╭─ PROVIDED MATERIAL

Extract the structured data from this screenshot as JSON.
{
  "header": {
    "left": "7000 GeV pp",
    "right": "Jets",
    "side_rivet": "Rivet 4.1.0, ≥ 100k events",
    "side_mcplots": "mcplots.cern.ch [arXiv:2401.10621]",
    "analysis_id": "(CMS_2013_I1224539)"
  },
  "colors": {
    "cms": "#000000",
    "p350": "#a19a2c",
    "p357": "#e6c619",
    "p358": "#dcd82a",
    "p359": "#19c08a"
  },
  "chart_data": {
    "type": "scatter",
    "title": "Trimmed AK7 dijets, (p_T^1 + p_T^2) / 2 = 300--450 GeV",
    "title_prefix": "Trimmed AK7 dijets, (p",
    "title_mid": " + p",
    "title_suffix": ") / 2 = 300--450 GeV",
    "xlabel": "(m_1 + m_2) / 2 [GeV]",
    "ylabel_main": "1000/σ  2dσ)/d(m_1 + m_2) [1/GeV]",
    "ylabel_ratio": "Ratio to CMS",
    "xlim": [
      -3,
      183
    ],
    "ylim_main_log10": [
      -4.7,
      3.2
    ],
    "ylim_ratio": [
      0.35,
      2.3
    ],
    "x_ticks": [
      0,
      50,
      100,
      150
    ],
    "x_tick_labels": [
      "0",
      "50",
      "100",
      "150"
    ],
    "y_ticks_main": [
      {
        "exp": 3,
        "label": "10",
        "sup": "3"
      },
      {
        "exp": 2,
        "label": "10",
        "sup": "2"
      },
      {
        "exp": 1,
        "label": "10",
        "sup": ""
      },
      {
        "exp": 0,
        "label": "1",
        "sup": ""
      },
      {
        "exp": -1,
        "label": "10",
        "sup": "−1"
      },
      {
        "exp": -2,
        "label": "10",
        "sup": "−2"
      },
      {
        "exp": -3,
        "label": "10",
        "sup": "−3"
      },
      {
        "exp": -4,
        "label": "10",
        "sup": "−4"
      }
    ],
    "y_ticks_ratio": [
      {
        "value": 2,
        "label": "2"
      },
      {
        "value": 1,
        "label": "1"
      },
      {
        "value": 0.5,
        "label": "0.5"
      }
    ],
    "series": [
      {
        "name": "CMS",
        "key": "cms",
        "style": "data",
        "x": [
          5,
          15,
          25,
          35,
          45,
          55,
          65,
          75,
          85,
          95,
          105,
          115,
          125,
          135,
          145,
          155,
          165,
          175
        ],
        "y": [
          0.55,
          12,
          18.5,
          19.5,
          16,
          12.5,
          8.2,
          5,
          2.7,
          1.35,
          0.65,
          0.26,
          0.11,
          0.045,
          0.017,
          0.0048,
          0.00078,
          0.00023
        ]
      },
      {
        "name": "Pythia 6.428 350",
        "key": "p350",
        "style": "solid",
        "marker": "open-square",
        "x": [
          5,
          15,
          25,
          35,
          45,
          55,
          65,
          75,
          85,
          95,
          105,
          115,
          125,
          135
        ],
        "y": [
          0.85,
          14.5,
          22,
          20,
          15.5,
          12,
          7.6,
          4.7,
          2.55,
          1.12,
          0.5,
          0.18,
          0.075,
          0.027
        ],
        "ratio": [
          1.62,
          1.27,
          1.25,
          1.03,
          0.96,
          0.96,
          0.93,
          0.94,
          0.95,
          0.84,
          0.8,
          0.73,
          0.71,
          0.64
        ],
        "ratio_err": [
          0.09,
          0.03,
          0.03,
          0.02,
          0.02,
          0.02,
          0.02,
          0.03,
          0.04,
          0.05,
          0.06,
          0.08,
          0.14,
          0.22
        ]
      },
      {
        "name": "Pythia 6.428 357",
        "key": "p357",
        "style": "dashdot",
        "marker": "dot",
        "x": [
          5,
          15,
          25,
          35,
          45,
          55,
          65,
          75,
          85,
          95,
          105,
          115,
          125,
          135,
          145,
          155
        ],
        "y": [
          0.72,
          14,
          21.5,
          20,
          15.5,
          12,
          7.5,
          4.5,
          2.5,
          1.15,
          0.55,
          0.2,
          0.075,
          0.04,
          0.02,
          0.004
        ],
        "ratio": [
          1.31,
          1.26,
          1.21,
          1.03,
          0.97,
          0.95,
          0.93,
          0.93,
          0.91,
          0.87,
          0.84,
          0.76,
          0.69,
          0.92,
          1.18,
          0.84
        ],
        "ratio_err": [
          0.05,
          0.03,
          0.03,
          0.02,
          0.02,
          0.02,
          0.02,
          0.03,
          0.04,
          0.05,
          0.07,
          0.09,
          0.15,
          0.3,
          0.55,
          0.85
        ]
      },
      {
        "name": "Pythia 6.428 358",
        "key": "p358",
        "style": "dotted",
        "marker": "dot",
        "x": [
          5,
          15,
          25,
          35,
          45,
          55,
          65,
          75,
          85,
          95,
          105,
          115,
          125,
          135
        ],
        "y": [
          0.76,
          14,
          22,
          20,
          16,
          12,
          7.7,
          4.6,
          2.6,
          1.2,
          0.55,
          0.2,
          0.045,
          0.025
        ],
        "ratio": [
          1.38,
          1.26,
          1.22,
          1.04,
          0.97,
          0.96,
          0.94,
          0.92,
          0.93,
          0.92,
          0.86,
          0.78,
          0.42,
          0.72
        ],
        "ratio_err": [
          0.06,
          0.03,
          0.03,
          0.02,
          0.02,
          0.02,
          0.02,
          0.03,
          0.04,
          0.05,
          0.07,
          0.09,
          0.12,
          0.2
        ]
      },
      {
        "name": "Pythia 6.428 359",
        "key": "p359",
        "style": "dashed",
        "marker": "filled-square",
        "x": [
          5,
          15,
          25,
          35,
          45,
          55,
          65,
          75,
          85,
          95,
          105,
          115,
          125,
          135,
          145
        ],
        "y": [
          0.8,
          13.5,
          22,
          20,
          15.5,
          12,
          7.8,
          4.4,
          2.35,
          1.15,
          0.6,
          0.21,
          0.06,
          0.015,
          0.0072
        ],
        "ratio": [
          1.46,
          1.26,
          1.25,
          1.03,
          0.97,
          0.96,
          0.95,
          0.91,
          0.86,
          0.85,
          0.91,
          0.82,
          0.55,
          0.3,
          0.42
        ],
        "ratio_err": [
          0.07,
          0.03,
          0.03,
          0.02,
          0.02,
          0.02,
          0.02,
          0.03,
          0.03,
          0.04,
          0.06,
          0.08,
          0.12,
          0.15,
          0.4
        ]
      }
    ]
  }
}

╰─

EXERCISE:
Look through the listing above. Pick out each line with "marker" and copy it.

OUTPUT:
        "marker": "open-square",
        "marker": "dot",
        "marker": "dot",
        "marker": "filled-square",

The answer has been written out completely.